▸ PROBLEM:
Omit the images, then output each of the records below exactly.

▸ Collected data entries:
☆ ☆ ☆ ☆

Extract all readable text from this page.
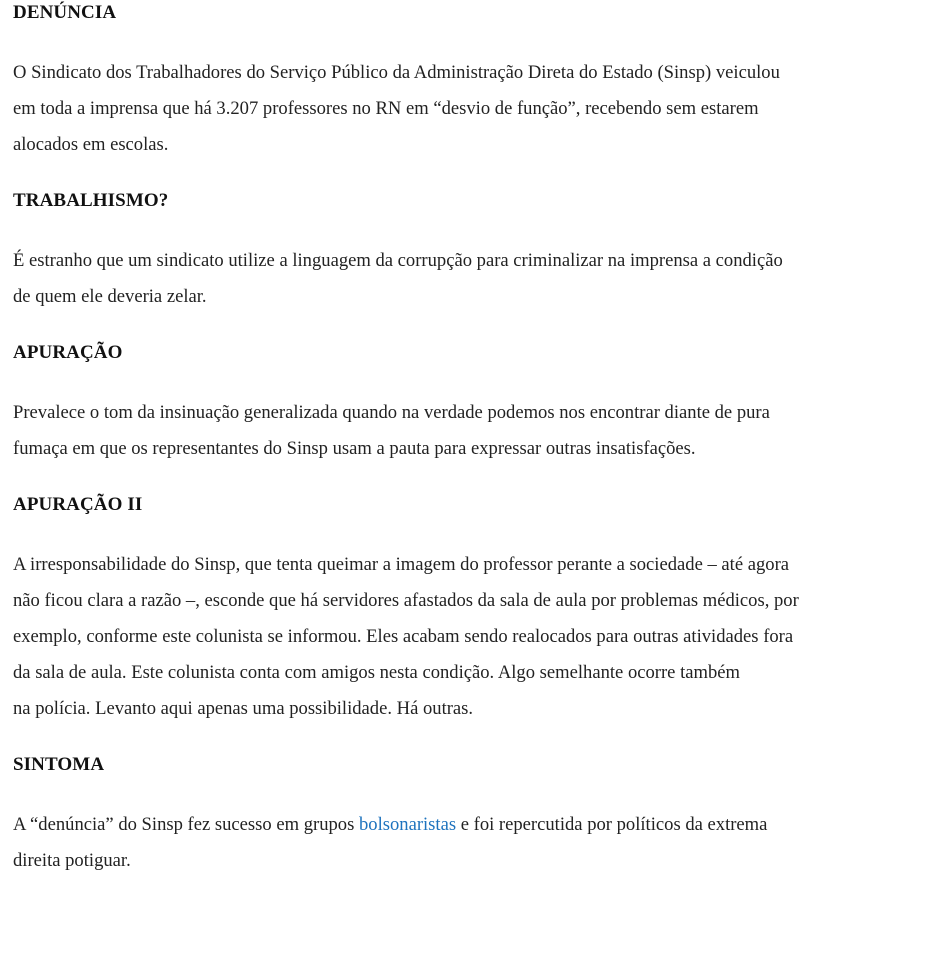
DENÚNCIA

O Sindicato dos Trabalhadores do Serviço Público da Administração Direta do Estado (Sinsp) veiculou
em toda a imprensa que há 3.207 professores no RN em “desvio de função”, recebendo sem estarem
alocados em escolas.

TRABALHISMO?

É estranho que um sindicato utilize a linguagem da corrupção para criminalizar na imprensa a condição
de quem ele deveria zelar.

APURAÇÃO

Prevalece o tom da insinuação generalizada quando na verdade podemos nos encontrar diante de pura
fumaça em que os representantes do Sinsp usam a pauta para expressar outras insatisfações.

APURAÇÃO II

A irresponsabilidade do Sinsp, que tenta queimar a imagem do professor perante a sociedade – até agora
não ficou clara a razão –, esconde que há servidores afastados da sala de aula por problemas médicos, por
exemplo, conforme este colunista se informou. Eles acabam sendo realocados para outras atividades fora
da sala de aula. Este colunista conta com amigos nesta condição. Algo semelhante ocorre também
na polícia. Levanto aqui apenas uma possibilidade. Há outras.

SINTOMA

A “denúncia” do Sinsp fez sucesso em grupos bolsonaristas e foi repercutida por políticos da extrema
direita potiguar.
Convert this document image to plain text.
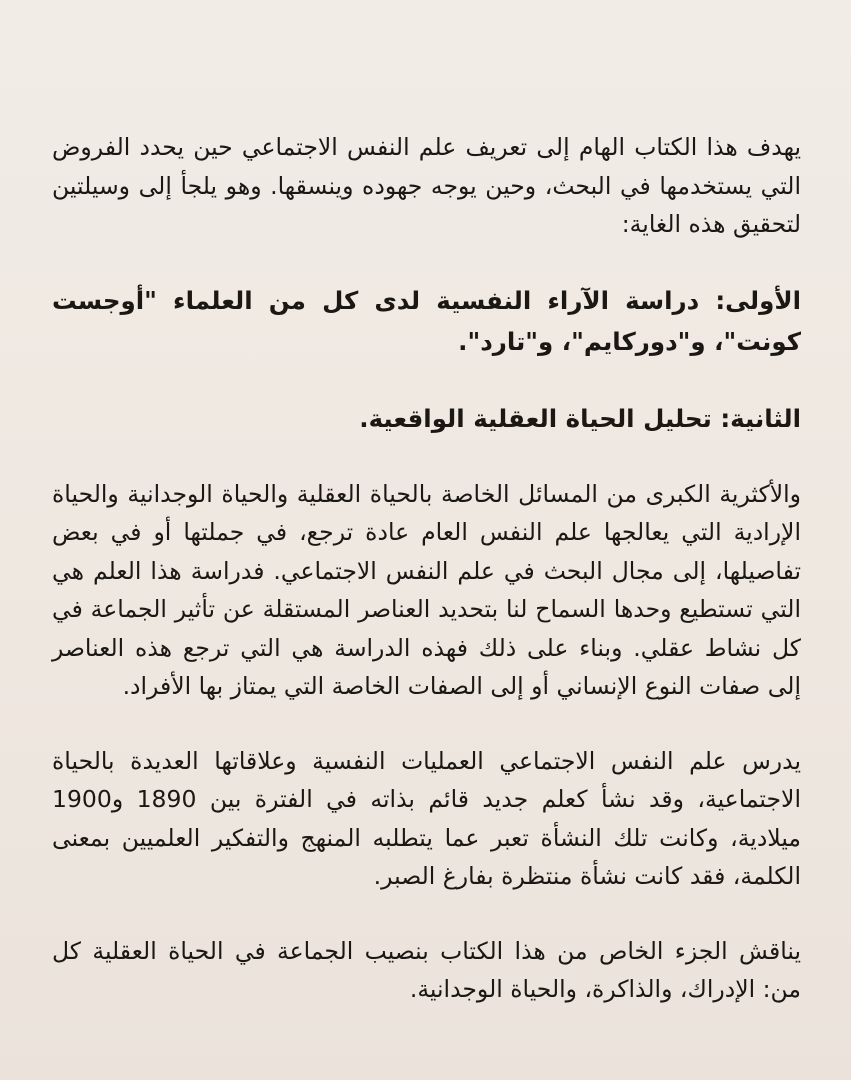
يهدف هذا الكتاب الهام إلى تعريف علم النفس الاجتماعي حين يحدد الفروض التي يستخدمها في البحث، وحين يوجه جهوده وينسقها. وهو يلجأ إلى وسيلتين لتحقيق هذه الغاية:

الأولى: دراسة الآراء النفسية لدى كل من العلماء "أوجست كونت"، و"دوركايم"، و"تارد".

الثانية: تحليل الحياة العقلية الواقعية.

والأكثرية الكبرى من المسائل الخاصة بالحياة العقلية والحياة الوجدانية والحياة الإرادية التي يعالجها علم النفس العام عادة ترجع، في جملتها أو في بعض تفاصيلها، إلى مجال البحث في علم النفس الاجتماعي. فدراسة هذا العلم هي التي تستطيع وحدها السماح لنا بتحديد العناصر المستقلة عن تأثير الجماعة في كل نشاط عقلي. وبناء على ذلك فهذه الدراسة هي التي ترجع هذه العناصر إلى صفات النوع الإنساني أو إلى الصفات الخاصة التي يمتاز بها الأفراد.

يدرس علم النفس الاجتماعي العمليات النفسية وعلاقاتها العديدة بالحياة الاجتماعية، وقد نشأ كعلم جديد قائم بذاته في الفترة بين 1890 و1900 ميلادية، وكانت تلك النشأة تعبر عما يتطلبه المنهج والتفكير العلميين بمعنى الكلمة، فقد كانت نشأة منتظرة بفارغ الصبر.

يناقش الجزء الخاص من هذا الكتاب بنصيب الجماعة في الحياة العقلية كل من: الإدراك، والذاكرة، والحياة الوجدانية.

☆ ☆ ☆ ☆

▸ ANSWER TO THE EXERCISE:
Extract all readable text from this page.
DENÚNCIA

O Sindicato dos Trabalhadores do Serviço Público da Administração Direta do Estado (Sinsp) veiculou
em toda a imprensa que há 3.207 professores no RN em “desvio de função”, recebendo sem estarem
alocados em escolas.

TRABALHISMO?

É estranho que um sindicato utilize a linguagem da corrupção para criminalizar na imprensa a condição
de quem ele deveria zelar.

APURAÇÃO

Prevalece o tom da insinuação generalizada quando na verdade podemos nos encontrar diante de pura
fumaça em que os representantes do Sinsp usam a pauta para expressar outras insatisfações.

APURAÇÃO II

A irresponsabilidade do Sinsp, que tenta queimar a imagem do professor perante a sociedade – até agora
não ficou clara a razão –, esconde que há servidores afastados da sala de aula por problemas médicos, por
exemplo, conforme este colunista se informou. Eles acabam sendo realocados para outras atividades fora
da sala de aula. Este colunista conta com amigos nesta condição. Algo semelhante ocorre também
na polícia. Levanto aqui apenas uma possibilidade. Há outras.

SINTOMA

A “denúncia” do Sinsp fez sucesso em grupos bolsonaristas e foi repercutida por políticos da extrema
direita potiguar.
Convert this document image to plain text.
يهدف هذا الكتاب الهام إلى تعريف علم النفس الاجتماعي حين يحدد الفروض التي يستخدمها في البحث، وحين يوجه جهوده وينسقها. وهو يلجأ إلى وسيلتين لتحقيق هذه الغاية:

الأولى: دراسة الآراء النفسية لدى كل من العلماء "أوجست كونت"، و"دوركايم"، و"تارد".

الثانية: تحليل الحياة العقلية الواقعية.

والأكثرية الكبرى من المسائل الخاصة بالحياة العقلية والحياة الوجدانية والحياة الإرادية التي يعالجها علم النفس العام عادة ترجع، في جملتها أو في بعض تفاصيلها، إلى مجال البحث في علم النفس الاجتماعي. فدراسة هذا العلم هي التي تستطيع وحدها السماح لنا بتحديد العناصر المستقلة عن تأثير الجماعة في كل نشاط عقلي. وبناء على ذلك فهذه الدراسة هي التي ترجع هذه العناصر إلى صفات النوع الإنساني أو إلى الصفات الخاصة التي يمتاز بها الأفراد.

يدرس علم النفس الاجتماعي العمليات النفسية وعلاقاتها العديدة بالحياة الاجتماعية، وقد نشأ كعلم جديد قائم بذاته في الفترة بين 1890 و1900 ميلادية، وكانت تلك النشأة تعبر عما يتطلبه المنهج والتفكير العلميين بمعنى الكلمة، فقد كانت نشأة منتظرة بفارغ الصبر.

يناقش الجزء الخاص من هذا الكتاب بنصيب الجماعة في الحياة العقلية كل من: الإدراك، والذاكرة، والحياة الوجدانية.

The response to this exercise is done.